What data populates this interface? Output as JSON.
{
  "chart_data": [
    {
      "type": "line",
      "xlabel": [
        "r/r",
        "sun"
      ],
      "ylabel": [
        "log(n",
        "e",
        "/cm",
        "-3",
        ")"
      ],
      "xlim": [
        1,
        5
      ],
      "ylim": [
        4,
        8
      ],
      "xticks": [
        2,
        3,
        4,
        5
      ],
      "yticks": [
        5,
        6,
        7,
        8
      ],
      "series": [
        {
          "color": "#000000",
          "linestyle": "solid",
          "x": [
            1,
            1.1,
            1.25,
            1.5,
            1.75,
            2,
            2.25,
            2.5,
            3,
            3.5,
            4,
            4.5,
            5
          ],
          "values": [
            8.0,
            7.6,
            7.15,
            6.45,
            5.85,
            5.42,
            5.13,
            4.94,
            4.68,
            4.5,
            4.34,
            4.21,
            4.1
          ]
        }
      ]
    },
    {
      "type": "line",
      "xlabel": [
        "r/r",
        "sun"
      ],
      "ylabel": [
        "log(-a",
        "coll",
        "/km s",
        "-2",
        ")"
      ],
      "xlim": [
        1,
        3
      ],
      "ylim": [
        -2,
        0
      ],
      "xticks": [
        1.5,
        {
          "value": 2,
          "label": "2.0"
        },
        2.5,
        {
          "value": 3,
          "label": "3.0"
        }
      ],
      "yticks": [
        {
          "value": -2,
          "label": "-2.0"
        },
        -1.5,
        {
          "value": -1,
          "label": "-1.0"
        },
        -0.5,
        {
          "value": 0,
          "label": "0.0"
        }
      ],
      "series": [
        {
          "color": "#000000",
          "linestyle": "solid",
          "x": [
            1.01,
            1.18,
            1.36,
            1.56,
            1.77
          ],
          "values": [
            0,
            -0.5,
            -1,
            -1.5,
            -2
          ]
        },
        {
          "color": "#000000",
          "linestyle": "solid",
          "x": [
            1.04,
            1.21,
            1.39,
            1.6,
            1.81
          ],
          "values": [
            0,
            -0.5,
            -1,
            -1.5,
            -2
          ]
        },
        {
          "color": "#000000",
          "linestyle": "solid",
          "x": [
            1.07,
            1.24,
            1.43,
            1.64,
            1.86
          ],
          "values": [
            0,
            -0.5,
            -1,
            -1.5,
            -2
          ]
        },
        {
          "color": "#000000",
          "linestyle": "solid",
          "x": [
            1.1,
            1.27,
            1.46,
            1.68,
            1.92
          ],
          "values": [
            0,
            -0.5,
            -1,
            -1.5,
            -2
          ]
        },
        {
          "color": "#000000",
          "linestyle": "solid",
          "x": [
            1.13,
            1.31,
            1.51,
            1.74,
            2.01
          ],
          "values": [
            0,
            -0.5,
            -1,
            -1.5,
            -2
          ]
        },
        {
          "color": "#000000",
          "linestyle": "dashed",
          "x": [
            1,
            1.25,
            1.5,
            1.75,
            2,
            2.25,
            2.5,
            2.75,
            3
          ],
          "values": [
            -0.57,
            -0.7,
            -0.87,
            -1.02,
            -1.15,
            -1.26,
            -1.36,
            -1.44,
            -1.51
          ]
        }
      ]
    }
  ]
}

========================================================================

** Work to do **
Faithfully transcribe the whole of the data.

** The result **
What data populates this interface? Output as JSON.
{
  "chart_data": [
    {
      "type": "line",
      "xlabel": [
        "r/r",
        "sun"
      ],
      "ylabel": [
        "log(n",
        "e",
        "/cm",
        "-3",
        ")"
      ],
      "xlim": [
        1,
        5
      ],
      "ylim": [
        4,
        8
      ],
      "xticks": [
        2,
        3,
        4,
        5
      ],
      "yticks": [
        5,
        6,
        7,
        8
      ],
      "series": [
        {
          "color": "#000000",
          "linestyle": "solid",
          "x": [
            1,
            1.1,
            1.25,
            1.5,
            1.75,
            2,
            2.25,
            2.5,
            3,
            3.5,
            4,
            4.5,
            5
          ],
          "values": [
            8.0,
            7.6,
            7.15,
            6.45,
            5.85,
            5.42,
            5.13,
            4.94,
            4.68,
            4.5,
            4.34,
            4.21,
            4.1
          ]
        }
      ]
    },
    {
      "type": "line",
      "xlabel": [
        "r/r",
        "sun"
      ],
      "ylabel": [
        "log(-a",
        "coll",
        "/km s",
        "-2",
        ")"
      ],
      "xlim": [
        1,
        3
      ],
      "ylim": [
        -2,
        0
      ],
      "xticks": [
        1.5,
        {
          "value": 2,
          "label": "2.0"
        },
        2.5,
        {
          "value": 3,
          "label": "3.0"
        }
      ],
      "yticks": [
        {
          "value": -2,
          "label": "-2.0"
        },
        -1.5,
        {
          "value": -1,
          "label": "-1.0"
        },
        -0.5,
        {
          "value": 0,
          "label": "0.0"
        }
      ],
      "series": [
        {
          "color": "#000000",
          "linestyle": "solid",
          "x": [
            1.01,
            1.18,
            1.36,
            1.56,
            1.77
          ],
          "values": [
            0,
            -0.5,
            -1,
            -1.5,
            -2
          ]
        },
        {
          "color": "#000000",
          "linestyle": "solid",
          "x": [
            1.04,
            1.21,
            1.39,
            1.6,
            1.81
          ],
          "values": [
            0,
            -0.5,
            -1,
            -1.5,
            -2
          ]
        },
        {
          "color": "#000000",
          "linestyle": "solid",
          "x": [
            1.07,
            1.24,
            1.43,
            1.64,
            1.86
          ],
          "values": [
            0,
            -0.5,
            -1,
            -1.5,
            -2
          ]
        },
        {
          "color": "#000000",
          "linestyle": "solid",
          "x": [
            1.1,
            1.27,
            1.46,
            1.68,
            1.92
          ],
          "values": [
            0,
            -0.5,
            -1,
            -1.5,
            -2
          ]
        },
        {
          "color": "#000000",
          "linestyle": "solid",
          "x": [
            1.13,
            1.31,
            1.51,
            1.74,
            2.01
          ],
          "values": [
            0,
            -0.5,
            -1,
            -1.5,
            -2
          ]
        },
        {
          "color": "#000000",
          "linestyle": "dashed",
          "x": [
            1,
            1.25,
            1.5,
            1.75,
            2,
            2.25,
            2.5,
            2.75,
            3
          ],
          "values": [
            -0.57,
            -0.7,
            -0.87,
            -1.02,
            -1.15,
            -1.26,
            -1.36,
            -1.44,
            -1.51
          ]
        }
      ]
    }
  ]
}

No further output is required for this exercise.